_Your task_
Reproduce the records. Keep every word exact and include no images.

_Material supplied_
** Begin **

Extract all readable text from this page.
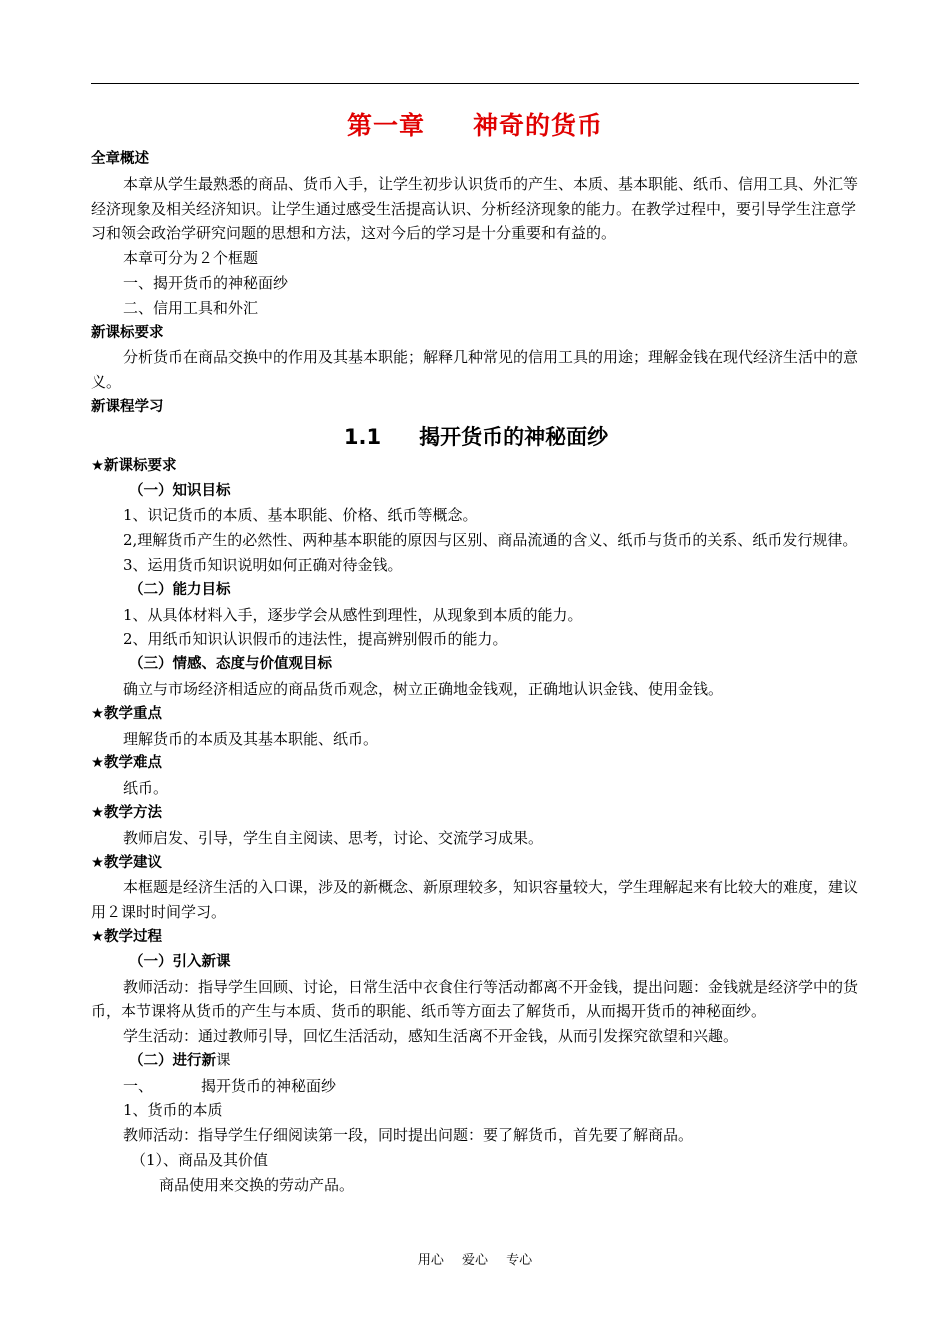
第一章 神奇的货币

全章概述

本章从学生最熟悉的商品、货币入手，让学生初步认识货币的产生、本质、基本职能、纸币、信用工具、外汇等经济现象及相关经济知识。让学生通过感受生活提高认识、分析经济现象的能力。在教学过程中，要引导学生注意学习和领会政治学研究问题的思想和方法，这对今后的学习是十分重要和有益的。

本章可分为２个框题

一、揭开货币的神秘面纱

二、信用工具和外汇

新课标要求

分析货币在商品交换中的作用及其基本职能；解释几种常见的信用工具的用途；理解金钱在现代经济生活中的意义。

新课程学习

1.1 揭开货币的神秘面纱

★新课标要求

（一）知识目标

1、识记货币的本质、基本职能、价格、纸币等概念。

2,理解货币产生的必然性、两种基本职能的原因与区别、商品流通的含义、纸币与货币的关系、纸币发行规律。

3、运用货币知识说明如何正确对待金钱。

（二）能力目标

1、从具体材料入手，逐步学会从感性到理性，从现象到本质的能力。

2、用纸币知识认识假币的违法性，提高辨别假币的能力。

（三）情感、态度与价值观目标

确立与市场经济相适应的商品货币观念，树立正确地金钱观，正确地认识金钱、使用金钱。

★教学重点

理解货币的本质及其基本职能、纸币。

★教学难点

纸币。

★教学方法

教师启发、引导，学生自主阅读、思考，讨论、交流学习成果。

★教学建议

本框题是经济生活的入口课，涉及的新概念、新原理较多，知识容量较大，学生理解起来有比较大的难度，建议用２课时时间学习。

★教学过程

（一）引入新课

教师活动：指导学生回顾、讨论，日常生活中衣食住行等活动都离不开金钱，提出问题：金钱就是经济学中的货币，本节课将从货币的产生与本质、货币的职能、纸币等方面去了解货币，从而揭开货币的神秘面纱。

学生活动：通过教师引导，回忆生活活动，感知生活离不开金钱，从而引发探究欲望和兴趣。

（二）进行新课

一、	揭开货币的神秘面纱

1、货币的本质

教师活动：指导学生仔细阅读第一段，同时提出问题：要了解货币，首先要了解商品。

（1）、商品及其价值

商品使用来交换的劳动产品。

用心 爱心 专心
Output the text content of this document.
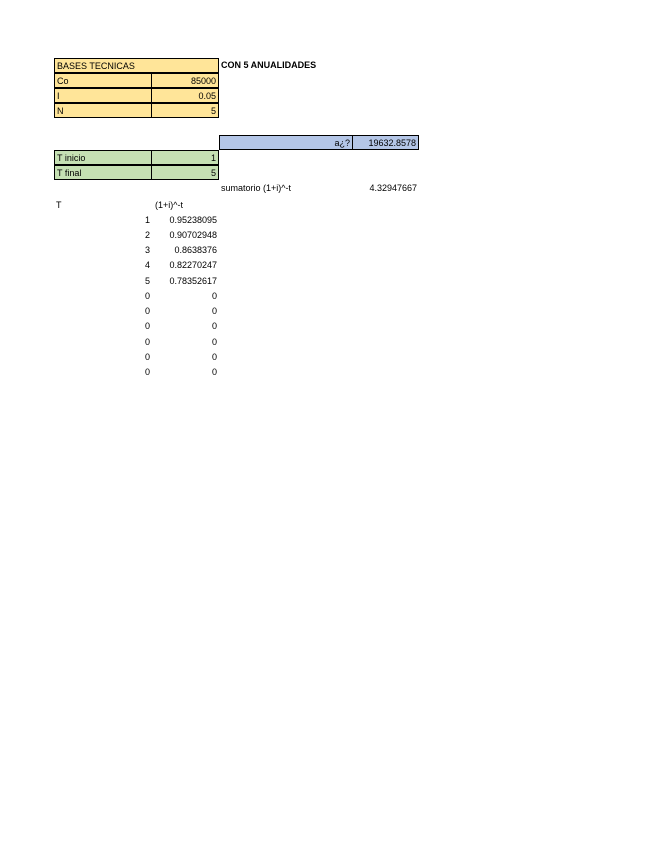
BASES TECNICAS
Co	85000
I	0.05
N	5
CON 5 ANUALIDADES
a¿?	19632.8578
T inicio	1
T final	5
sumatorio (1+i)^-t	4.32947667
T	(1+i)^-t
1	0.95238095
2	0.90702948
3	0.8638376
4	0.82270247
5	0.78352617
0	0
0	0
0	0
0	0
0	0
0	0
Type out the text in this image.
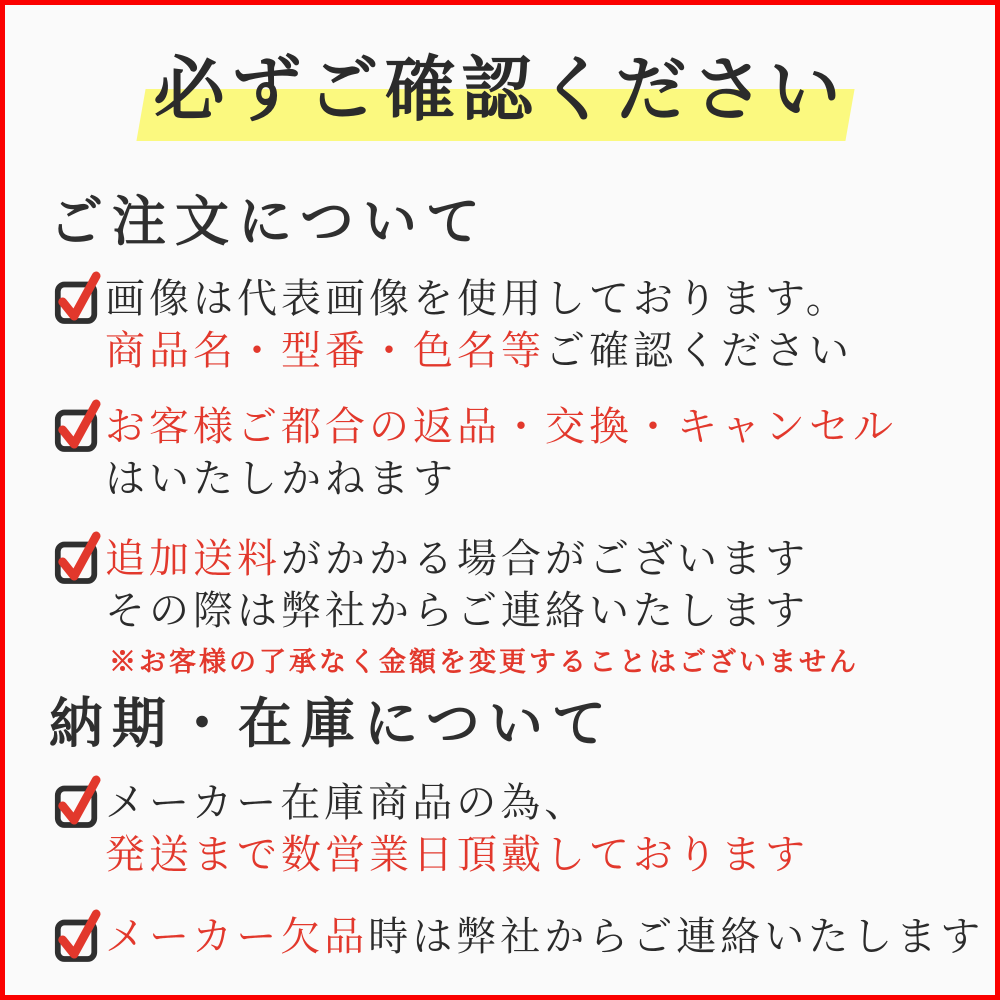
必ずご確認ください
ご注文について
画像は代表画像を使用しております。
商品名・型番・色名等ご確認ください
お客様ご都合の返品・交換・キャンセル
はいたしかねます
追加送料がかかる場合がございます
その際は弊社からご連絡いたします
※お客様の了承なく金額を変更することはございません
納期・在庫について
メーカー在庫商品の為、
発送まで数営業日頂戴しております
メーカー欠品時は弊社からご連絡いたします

** End **

_Output for this exercise_
Extract all readable text from this page.
第一章 神奇的货币

全章概述

本章从学生最熟悉的商品、货币入手，让学生初步认识货币的产生、本质、基本职能、纸币、信用工具、外汇等经济现象及相关经济知识。让学生通过感受生活提高认识、分析经济现象的能力。在教学过程中，要引导学生注意学习和领会政治学研究问题的思想和方法，这对今后的学习是十分重要和有益的。

本章可分为２个框题

一、揭开货币的神秘面纱

二、信用工具和外汇

新课标要求

分析货币在商品交换中的作用及其基本职能；解释几种常见的信用工具的用途；理解金钱在现代经济生活中的意义。

新课程学习

1.1 揭开货币的神秘面纱

★新课标要求

（一）知识目标

1、识记货币的本质、基本职能、价格、纸币等概念。

2,理解货币产生的必然性、两种基本职能的原因与区别、商品流通的含义、纸币与货币的关系、纸币发行规律。

3、运用货币知识说明如何正确对待金钱。

（二）能力目标

1、从具体材料入手，逐步学会从感性到理性，从现象到本质的能力。

2、用纸币知识认识假币的违法性，提高辨别假币的能力。

（三）情感、态度与价值观目标

确立与市场经济相适应的商品货币观念，树立正确地金钱观，正确地认识金钱、使用金钱。

★教学重点

理解货币的本质及其基本职能、纸币。

★教学难点

纸币。

★教学方法

教师启发、引导，学生自主阅读、思考，讨论、交流学习成果。

★教学建议

本框题是经济生活的入口课，涉及的新概念、新原理较多，知识容量较大，学生理解起来有比较大的难度，建议用２课时时间学习。

★教学过程

（一）引入新课

教师活动：指导学生回顾、讨论，日常生活中衣食住行等活动都离不开金钱，提出问题：金钱就是经济学中的货币，本节课将从货币的产生与本质、货币的职能、纸币等方面去了解货币，从而揭开货币的神秘面纱。

学生活动：通过教师引导，回忆生活活动，感知生活离不开金钱，从而引发探究欲望和兴趣。

（二）进行新课

一、	揭开货币的神秘面纱

1、货币的本质

教师活动：指导学生仔细阅读第一段，同时提出问题：要了解货币，首先要了解商品。

（1）、商品及其价值

商品使用来交换的劳动产品。

用心 爱心 专心
Output the text content of this document.
BASES TECNICAS
Co	85000
I	0.05
N	5
CON 5 ANUALIDADES
a¿?	19632.8578
T inicio	1
T final	5
sumatorio (1+i)^-t	4.32947667
T	(1+i)^-t
1	0.95238095
2	0.90702948
3	0.8638376
4	0.82270247
5	0.78352617
0	0
0	0
0	0
0	0
0	0
0	0
Type out the text in this image.
必ずご確認ください
ご注文について
画像は代表画像を使用しております。
商品名・型番・色名等ご確認ください
お客様ご都合の返品・交換・キャンセル
はいたしかねます
追加送料がかかる場合がございます
その際は弊社からご連絡いたします
※お客様の了承なく金額を変更することはございません
納期・在庫について
メーカー在庫商品の為、
発送まで数営業日頂戴しております
メーカー欠品時は弊社からご連絡いたします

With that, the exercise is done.